■ PROBLEM TO SOLVE: Count every line that holds the string "Government", then give that number alone.

■ DATASET CONTENT:
* * *

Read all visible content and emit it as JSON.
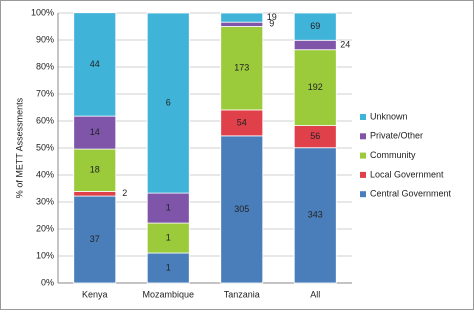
{
  "chart_data": {
    "type": "stacked_bar_100",
    "y_label": "% of METT Assessments",
    "categories": [
      "Kenya",
      "Mozambique",
      "Tanzania",
      "All"
    ],
    "series": [
      {
        "name": "Central Government",
        "color": "#4a7ebb",
        "values": [
          32.2,
          11.1,
          54.5,
          50.1
        ],
        "counts": [
          37,
          1,
          305,
          343
        ]
      },
      {
        "name": "Local Government",
        "color": "#e0404a",
        "values": [
          1.7,
          0,
          9.6,
          8.2
        ],
        "counts": [
          2,
          null,
          54,
          56
        ]
      },
      {
        "name": "Community",
        "color": "#9bcb3b",
        "values": [
          15.7,
          11.1,
          30.9,
          28.1
        ],
        "counts": [
          18,
          1,
          173,
          192
        ]
      },
      {
        "name": "Private/Other",
        "color": "#7e55a8",
        "values": [
          12.2,
          11.1,
          1.6,
          3.5
        ],
        "counts": [
          14,
          1,
          9,
          24
        ]
      },
      {
        "name": "Unknown",
        "color": "#3fb3d8",
        "values": [
          38.3,
          66.7,
          3.4,
          10.1
        ],
        "counts": [
          44,
          6,
          19,
          69
        ]
      }
    ],
    "ylim": [
      0,
      100
    ],
    "yticks": [
      {
        "value": 0,
        "label": "0%"
      },
      {
        "value": 10,
        "label": "10%"
      },
      {
        "value": 20,
        "label": "20%"
      },
      {
        "value": 30,
        "label": "30%"
      },
      {
        "value": 40,
        "label": "40%"
      },
      {
        "value": 50,
        "label": "50%"
      },
      {
        "value": 60,
        "label": "60%"
      },
      {
        "value": 70,
        "label": "70%"
      },
      {
        "value": 80,
        "label": "80%"
      },
      {
        "value": 90,
        "label": "90%"
      },
      {
        "value": 100,
        "label": "100%"
      }
    ],
    "grid": true,
    "legend": "right"
  }
}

* * *

■ COMPLETE OUTPUT: 2